How many lines in the records below contain the word "перекрестить"? Answer with the number alone.

[Collected data]
┄┄┄┄┄┄┄┄┄┄

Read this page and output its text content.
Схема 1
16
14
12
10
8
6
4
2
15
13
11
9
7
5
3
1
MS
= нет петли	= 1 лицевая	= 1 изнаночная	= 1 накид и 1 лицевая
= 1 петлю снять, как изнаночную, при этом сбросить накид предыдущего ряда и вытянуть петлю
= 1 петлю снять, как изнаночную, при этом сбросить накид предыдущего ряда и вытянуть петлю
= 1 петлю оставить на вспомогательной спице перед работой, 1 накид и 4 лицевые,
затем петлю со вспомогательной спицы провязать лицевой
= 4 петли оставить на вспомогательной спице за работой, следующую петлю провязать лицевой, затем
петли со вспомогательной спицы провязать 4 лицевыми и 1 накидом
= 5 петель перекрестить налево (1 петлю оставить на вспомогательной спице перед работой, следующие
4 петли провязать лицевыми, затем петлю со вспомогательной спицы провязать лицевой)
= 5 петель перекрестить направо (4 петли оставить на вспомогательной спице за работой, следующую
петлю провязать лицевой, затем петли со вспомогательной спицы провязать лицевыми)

┄┄┄┄┄┄┄┄┄┄

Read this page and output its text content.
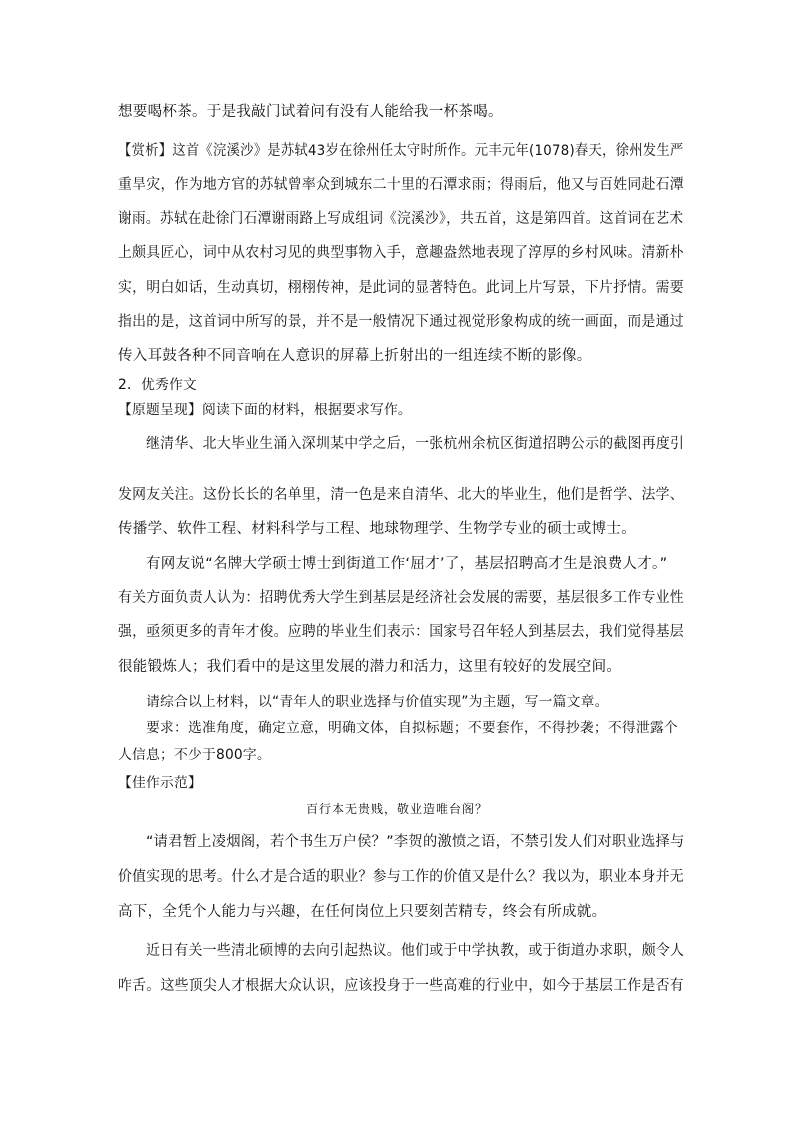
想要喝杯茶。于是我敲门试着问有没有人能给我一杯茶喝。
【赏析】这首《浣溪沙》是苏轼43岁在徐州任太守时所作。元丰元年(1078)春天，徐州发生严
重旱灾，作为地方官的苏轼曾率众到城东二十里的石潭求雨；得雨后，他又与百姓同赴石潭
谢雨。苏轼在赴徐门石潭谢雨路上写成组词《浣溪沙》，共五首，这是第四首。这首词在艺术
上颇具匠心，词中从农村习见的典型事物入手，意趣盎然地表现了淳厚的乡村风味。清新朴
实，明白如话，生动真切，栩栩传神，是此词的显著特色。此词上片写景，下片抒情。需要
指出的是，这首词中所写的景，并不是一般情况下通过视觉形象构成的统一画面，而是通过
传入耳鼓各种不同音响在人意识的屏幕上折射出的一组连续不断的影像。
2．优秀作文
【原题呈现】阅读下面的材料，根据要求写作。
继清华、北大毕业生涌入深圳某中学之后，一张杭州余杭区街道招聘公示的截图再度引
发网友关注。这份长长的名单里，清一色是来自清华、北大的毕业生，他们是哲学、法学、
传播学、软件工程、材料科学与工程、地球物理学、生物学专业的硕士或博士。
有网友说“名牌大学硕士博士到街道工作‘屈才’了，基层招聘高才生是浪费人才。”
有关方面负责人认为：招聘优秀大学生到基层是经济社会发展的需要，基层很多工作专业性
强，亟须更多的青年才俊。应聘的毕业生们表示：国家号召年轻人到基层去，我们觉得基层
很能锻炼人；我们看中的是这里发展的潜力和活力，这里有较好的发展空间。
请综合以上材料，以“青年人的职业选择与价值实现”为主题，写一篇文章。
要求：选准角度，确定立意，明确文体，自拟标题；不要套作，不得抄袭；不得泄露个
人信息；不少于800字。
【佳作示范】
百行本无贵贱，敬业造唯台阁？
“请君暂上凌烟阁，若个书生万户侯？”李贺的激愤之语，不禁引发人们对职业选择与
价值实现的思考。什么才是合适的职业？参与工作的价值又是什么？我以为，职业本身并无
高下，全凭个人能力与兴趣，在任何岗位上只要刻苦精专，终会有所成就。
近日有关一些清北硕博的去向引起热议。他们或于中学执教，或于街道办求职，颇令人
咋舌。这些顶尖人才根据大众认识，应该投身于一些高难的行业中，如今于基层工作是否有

┄┄┄┄┄┄┄┄┄┄

■ **IN RESPONSE**
2